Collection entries
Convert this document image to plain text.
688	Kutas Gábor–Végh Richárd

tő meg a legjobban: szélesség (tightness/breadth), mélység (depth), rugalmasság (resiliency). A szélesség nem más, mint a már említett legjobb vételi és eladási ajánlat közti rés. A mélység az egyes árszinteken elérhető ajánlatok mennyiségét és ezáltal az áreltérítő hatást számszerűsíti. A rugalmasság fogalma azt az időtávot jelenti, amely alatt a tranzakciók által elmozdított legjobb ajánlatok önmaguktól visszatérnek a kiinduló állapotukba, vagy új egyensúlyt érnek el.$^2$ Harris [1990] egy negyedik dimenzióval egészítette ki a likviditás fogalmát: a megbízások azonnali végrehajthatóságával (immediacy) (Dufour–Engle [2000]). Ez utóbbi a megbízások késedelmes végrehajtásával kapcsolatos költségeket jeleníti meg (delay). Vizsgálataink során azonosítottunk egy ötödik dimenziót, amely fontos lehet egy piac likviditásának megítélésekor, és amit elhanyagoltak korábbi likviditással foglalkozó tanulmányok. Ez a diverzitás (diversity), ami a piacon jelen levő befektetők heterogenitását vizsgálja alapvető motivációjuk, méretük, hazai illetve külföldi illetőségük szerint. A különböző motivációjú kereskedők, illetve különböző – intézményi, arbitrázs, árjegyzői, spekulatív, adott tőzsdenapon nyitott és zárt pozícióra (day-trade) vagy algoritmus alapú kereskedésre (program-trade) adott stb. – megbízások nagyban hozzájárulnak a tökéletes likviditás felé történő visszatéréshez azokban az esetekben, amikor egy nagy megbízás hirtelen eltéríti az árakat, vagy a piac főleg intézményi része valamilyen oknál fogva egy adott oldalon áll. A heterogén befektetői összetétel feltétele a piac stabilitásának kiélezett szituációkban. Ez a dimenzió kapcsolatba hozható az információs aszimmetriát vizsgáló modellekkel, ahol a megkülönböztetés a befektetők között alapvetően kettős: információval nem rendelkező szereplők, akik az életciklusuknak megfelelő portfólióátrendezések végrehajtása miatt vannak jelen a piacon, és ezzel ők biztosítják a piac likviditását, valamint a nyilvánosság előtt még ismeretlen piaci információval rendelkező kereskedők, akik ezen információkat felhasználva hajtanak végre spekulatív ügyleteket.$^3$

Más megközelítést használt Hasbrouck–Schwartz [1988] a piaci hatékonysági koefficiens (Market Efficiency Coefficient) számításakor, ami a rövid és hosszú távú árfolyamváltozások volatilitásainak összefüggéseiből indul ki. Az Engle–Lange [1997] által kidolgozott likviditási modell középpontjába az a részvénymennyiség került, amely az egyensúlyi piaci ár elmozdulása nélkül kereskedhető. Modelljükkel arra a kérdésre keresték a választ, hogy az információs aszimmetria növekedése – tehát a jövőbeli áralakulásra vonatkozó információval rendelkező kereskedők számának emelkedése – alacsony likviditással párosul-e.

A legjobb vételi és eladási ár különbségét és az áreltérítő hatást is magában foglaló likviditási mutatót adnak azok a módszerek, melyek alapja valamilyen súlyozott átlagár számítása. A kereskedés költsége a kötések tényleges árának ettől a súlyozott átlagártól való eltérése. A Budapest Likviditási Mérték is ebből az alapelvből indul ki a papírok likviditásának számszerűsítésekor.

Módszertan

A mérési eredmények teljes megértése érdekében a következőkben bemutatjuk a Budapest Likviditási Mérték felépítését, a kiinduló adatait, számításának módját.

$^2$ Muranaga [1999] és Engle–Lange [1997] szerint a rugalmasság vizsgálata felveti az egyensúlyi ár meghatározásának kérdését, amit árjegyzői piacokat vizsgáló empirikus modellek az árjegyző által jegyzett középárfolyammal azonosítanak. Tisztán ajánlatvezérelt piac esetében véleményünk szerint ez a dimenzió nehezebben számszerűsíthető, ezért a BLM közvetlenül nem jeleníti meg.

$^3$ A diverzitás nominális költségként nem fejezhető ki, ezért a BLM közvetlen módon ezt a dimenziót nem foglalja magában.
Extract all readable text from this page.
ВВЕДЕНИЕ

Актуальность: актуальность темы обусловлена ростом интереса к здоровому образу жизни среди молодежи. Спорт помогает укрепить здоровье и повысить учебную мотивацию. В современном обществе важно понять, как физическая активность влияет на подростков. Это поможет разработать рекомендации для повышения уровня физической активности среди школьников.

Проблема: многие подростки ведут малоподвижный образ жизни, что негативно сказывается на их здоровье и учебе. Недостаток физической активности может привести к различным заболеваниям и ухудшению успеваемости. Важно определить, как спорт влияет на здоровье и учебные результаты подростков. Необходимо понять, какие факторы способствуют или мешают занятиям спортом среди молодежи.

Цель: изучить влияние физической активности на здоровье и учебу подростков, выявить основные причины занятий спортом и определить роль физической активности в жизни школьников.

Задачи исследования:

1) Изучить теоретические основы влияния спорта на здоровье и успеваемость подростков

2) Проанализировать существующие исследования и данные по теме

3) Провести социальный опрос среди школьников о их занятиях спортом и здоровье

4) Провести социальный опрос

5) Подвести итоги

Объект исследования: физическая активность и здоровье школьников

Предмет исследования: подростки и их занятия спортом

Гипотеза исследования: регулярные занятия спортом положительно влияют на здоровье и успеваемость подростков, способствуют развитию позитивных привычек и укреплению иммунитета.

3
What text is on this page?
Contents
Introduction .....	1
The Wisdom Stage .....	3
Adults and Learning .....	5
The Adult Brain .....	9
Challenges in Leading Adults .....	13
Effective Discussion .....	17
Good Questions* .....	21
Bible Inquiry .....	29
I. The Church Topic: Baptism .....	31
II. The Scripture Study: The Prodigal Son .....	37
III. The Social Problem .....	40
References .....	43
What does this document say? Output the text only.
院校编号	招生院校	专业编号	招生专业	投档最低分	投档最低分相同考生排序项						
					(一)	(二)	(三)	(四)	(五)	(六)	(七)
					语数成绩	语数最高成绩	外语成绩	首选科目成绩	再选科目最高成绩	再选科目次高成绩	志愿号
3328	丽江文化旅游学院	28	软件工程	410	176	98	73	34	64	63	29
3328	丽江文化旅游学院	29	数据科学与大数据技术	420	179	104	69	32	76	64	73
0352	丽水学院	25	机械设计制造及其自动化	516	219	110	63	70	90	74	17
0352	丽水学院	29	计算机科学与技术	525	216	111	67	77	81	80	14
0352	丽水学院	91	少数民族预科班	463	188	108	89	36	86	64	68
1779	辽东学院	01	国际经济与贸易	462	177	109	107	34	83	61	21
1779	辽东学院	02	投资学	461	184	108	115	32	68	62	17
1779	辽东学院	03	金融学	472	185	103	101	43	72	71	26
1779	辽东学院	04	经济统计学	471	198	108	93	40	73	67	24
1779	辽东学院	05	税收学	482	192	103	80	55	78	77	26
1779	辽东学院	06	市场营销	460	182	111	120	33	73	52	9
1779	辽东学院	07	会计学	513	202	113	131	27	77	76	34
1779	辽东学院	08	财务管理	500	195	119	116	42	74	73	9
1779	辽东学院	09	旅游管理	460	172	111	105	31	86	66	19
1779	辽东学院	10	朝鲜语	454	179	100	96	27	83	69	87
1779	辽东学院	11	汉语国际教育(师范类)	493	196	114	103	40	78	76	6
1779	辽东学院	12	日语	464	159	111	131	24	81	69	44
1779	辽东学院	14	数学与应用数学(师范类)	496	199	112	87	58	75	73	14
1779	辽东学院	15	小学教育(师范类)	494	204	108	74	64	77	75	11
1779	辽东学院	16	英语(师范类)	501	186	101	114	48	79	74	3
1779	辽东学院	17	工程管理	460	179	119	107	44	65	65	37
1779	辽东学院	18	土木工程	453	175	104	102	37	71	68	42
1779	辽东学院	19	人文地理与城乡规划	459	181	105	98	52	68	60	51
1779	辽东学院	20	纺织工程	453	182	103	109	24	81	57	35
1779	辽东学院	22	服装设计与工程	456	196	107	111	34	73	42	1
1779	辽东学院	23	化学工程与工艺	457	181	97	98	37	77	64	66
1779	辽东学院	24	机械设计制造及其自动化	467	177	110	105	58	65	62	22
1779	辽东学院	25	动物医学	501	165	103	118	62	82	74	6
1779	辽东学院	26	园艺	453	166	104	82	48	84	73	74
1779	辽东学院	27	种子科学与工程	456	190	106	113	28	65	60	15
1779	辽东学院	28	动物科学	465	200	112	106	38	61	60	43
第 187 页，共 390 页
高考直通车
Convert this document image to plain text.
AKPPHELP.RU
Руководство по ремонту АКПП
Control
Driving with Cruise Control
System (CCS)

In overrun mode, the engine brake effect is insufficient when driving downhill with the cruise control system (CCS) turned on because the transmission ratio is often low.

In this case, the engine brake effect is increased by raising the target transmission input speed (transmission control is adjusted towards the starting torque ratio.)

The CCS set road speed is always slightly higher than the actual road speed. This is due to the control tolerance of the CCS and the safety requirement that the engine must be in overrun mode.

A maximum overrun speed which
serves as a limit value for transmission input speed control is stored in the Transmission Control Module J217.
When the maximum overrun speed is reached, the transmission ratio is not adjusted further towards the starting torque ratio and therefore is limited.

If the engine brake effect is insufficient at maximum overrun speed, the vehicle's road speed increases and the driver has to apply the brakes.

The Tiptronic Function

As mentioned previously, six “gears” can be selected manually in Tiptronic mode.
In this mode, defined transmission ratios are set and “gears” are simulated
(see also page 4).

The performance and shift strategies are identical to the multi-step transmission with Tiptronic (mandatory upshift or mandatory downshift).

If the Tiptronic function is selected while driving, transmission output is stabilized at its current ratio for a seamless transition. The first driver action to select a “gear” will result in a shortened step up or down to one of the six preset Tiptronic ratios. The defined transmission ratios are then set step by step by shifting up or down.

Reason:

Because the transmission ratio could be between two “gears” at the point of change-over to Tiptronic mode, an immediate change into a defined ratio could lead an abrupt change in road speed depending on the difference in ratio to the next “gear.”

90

#### EXERCISE AIM:
Pick out the lines containing the word "Adults" and show them.

#### FINISHED ANSWER:
Adults and Learning .....	5
Challenges in Leading Adults .....	13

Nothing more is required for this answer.